» DIRECTIVE:
Spot each line that carries the word "фамилия"; copy those lines.

[Saved entries]
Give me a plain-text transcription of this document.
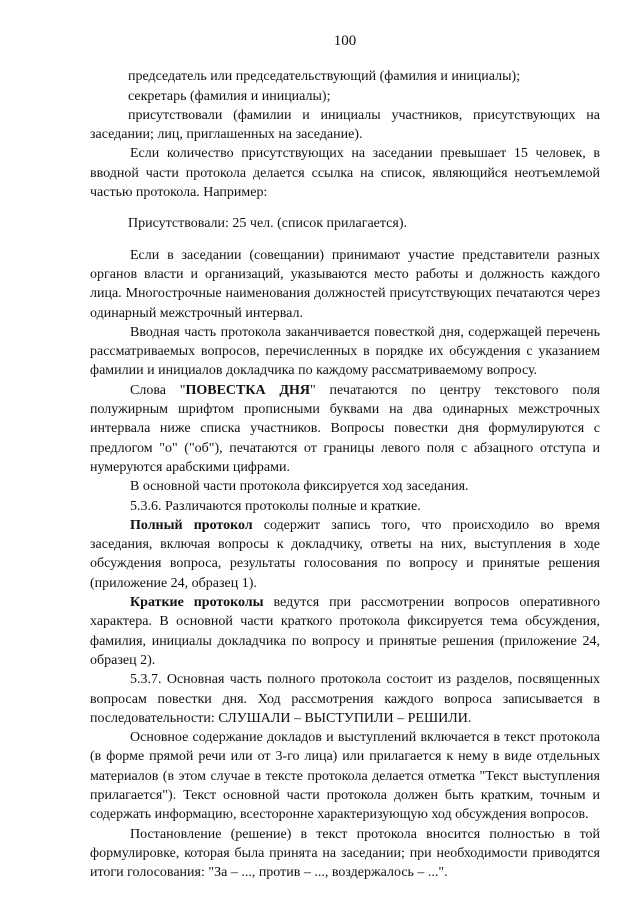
100

председатель или председательствующий (фамилия и инициалы);

секретарь (фамилия и инициалы);

присутствовали (фамилии и инициалы участников, присутствующих на заседании; лиц, приглашенных на заседание).

Если количество присутствующих на заседании превышает 15 человек, в вводной части протокола делается ссылка на список, являющийся неотъемлемой частью протокола. Например:

Присутствовали: 25 чел. (список прилагается).

Если в заседании (совещании) принимают участие представители разных органов власти и организаций, указываются место работы и должность каждого лица. Многострочные наименования должностей присутствующих печатаются через одинарный межстрочный интервал.

Вводная часть протокола заканчивается повесткой дня, содержащей перечень рассматриваемых вопросов, перечисленных в порядке их обсуждения с указанием фамилии и инициалов докладчика по каждому рассматриваемому вопросу.

Слова "ПОВЕСТКА ДНЯ" печатаются по центру текстового поля полужирным шрифтом прописными буквами на два одинарных межстрочных интервала ниже списка участников. Вопросы повестки дня формулируются с предлогом "о" ("об"), печатаются от границы левого поля с абзацного отступа и нумеруются арабскими цифрами.

В основной части протокола фиксируется ход заседания.

5.3.6. Различаются протоколы полные и краткие.

Полный протокол содержит запись того, что происходило во время заседания, включая вопросы к докладчику, ответы на них, выступления в ходе обсуждения вопроса, результаты голосования по вопросу и принятые решения (приложение 24, образец 1).

Краткие протоколы ведутся при рассмотрении вопросов оперативного характера. В основной части краткого протокола фиксируется тема обсуждения, фамилия, инициалы докладчика по вопросу и принятые решения (приложение 24, образец 2).

5.3.7. Основная часть полного протокола состоит из разделов, посвященных вопросам повестки дня. Ход рассмотрения каждого вопроса записывается в последовательности: СЛУШАЛИ – ВЫСТУПИЛИ – РЕШИЛИ.

Основное содержание докладов и выступлений включается в текст протокола (в форме прямой речи или от 3-го лица) или прилагается к нему в виде отдельных материалов (в этом случае в тексте протокола делается отметка "Текст выступления прилагается"). Текст основной части протокола должен быть кратким, точным и содержать информацию, всесторонне характеризующую ход обсуждения вопросов.

Постановление (решение) в текст протокола вносится полностью в той формулировке, которая была принята на заседании; при необходимости приводятся итоги голосования: "За – ..., против – ..., воздержалось – ...".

» REPLY:
председатель или председательствующий (фамилия и инициалы);
секретарь (фамилия и инициалы);
Краткие протоколы ведутся при рассмотрении вопросов оперативного характера. В основной части краткого протокола фиксируется тема обсуждения, фамилия, инициалы докладчика по вопросу и принятые решения (приложение 24, образец 2).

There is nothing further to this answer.